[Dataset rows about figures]
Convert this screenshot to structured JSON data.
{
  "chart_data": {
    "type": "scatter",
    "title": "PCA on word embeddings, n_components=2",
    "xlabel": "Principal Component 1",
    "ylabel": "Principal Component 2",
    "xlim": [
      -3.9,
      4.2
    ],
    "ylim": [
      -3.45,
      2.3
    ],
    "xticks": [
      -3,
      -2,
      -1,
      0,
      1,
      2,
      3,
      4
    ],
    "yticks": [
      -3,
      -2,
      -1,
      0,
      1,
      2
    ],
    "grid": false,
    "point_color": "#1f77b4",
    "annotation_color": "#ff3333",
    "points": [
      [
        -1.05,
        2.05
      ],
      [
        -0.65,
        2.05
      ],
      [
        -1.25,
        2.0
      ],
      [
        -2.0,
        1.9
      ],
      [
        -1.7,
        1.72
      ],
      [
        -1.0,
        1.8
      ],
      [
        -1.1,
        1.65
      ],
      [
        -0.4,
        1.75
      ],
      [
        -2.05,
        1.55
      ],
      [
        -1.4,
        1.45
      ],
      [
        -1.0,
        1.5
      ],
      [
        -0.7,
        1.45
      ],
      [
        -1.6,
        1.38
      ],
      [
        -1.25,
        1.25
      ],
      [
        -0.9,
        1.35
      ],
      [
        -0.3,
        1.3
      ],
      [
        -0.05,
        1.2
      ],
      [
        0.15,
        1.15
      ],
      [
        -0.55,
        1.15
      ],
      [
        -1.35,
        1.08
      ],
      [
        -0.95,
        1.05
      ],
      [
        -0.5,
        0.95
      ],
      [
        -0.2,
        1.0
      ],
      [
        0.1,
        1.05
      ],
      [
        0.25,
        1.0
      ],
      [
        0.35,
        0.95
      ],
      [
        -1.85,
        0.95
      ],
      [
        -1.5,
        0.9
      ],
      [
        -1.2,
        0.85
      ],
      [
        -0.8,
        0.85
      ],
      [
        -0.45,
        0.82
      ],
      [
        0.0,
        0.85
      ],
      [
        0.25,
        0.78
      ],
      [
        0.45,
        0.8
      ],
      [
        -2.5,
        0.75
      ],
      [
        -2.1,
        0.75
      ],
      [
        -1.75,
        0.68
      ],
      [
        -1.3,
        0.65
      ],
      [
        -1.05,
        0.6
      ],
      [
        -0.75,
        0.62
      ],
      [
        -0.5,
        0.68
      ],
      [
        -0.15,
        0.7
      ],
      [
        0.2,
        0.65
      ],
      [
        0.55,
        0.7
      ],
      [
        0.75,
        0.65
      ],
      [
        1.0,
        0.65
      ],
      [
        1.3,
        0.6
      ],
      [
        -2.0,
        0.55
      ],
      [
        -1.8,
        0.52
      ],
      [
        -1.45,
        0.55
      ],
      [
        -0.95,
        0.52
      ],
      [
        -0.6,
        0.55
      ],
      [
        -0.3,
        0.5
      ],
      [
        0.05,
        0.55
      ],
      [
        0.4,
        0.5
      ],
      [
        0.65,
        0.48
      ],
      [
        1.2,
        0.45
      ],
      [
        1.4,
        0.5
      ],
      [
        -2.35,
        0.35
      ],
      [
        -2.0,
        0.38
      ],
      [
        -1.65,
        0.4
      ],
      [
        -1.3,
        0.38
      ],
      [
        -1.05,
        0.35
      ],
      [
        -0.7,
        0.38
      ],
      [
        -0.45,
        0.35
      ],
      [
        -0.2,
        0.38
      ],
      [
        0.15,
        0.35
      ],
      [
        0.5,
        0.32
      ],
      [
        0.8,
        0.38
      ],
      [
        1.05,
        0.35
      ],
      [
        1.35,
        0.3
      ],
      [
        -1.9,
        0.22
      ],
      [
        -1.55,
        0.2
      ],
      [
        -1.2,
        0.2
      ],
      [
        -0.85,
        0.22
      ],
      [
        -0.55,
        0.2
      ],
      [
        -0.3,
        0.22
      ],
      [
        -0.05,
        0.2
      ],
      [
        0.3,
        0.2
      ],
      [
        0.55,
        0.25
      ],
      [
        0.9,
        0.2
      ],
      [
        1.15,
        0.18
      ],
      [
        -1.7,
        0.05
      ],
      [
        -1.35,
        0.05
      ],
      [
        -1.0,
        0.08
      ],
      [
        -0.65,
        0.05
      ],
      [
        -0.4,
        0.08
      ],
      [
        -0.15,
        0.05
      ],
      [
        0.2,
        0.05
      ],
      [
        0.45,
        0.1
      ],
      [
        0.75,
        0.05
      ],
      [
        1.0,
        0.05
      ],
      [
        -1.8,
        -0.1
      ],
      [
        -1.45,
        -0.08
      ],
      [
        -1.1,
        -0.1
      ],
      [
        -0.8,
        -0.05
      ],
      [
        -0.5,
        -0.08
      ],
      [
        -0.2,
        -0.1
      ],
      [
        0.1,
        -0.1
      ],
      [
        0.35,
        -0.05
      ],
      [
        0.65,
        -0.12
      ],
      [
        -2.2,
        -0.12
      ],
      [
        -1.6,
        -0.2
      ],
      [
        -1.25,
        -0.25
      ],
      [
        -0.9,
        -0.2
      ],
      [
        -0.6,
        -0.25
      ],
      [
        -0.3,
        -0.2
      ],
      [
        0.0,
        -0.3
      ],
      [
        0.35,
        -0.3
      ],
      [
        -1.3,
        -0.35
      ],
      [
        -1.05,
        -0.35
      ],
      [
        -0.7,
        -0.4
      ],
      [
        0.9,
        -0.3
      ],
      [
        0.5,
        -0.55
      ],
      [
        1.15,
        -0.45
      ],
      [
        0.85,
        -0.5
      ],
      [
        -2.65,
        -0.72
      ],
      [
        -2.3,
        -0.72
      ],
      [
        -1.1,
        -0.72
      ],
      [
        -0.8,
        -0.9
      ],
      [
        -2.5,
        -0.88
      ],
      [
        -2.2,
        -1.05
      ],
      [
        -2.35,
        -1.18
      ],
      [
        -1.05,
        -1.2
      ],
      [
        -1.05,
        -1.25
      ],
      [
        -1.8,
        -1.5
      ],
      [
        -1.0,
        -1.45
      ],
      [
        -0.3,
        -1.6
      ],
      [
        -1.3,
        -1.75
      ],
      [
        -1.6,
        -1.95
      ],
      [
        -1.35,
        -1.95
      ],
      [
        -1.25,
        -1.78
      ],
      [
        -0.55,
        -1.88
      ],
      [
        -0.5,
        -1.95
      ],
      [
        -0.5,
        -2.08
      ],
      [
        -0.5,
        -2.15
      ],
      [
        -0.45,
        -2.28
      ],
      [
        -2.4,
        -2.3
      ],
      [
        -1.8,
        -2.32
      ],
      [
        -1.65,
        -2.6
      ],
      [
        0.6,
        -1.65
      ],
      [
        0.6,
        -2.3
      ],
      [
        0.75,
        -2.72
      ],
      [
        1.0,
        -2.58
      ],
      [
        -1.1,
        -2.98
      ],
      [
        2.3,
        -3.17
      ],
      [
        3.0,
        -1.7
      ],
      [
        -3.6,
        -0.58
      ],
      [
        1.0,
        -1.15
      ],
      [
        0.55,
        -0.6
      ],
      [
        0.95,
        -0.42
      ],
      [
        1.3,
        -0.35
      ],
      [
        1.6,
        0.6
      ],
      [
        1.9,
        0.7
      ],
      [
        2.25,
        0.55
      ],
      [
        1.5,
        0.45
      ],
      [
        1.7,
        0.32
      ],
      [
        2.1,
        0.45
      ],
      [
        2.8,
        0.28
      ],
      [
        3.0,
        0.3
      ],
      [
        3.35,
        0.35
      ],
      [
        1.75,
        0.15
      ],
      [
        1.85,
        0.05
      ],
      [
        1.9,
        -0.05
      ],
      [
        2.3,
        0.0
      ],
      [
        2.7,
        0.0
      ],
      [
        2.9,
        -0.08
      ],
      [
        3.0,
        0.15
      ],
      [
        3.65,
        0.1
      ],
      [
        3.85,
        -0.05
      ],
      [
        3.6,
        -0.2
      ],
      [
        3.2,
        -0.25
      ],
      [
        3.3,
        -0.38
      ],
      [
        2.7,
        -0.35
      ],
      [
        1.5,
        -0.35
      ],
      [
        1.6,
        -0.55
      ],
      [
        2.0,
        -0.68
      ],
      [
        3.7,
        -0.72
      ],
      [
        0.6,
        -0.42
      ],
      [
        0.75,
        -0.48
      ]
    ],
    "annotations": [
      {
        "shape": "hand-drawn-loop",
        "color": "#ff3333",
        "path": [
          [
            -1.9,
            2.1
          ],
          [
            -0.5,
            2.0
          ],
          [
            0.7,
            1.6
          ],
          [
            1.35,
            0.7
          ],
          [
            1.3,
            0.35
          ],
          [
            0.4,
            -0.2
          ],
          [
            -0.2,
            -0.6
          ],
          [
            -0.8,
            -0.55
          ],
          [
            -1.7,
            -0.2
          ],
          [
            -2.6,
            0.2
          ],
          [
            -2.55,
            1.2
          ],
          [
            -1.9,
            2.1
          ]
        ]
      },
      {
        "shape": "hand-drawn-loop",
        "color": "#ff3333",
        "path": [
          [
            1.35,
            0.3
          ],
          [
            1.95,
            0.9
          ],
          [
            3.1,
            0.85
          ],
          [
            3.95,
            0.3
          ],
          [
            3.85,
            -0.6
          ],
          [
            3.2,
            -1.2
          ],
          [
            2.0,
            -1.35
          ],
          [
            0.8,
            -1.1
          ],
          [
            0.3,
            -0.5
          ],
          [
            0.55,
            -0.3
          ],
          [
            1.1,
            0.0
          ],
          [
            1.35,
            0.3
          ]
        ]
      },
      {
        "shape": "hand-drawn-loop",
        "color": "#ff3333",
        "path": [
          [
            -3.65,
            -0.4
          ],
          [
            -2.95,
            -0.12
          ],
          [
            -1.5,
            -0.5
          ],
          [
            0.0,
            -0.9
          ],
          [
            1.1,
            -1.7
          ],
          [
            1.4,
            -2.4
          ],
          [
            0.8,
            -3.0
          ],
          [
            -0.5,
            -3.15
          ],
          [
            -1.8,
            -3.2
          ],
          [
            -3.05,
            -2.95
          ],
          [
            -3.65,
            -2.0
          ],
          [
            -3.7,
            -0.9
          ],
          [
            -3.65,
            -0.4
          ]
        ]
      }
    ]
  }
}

- **REQUIRED WORK**
Scan the material above. Copy each line where "Principal" occurs.

- **RESPONSE TO THE EXERCISE**
    "xlabel": "Principal Component 1",
    "ylabel": "Principal Component 2",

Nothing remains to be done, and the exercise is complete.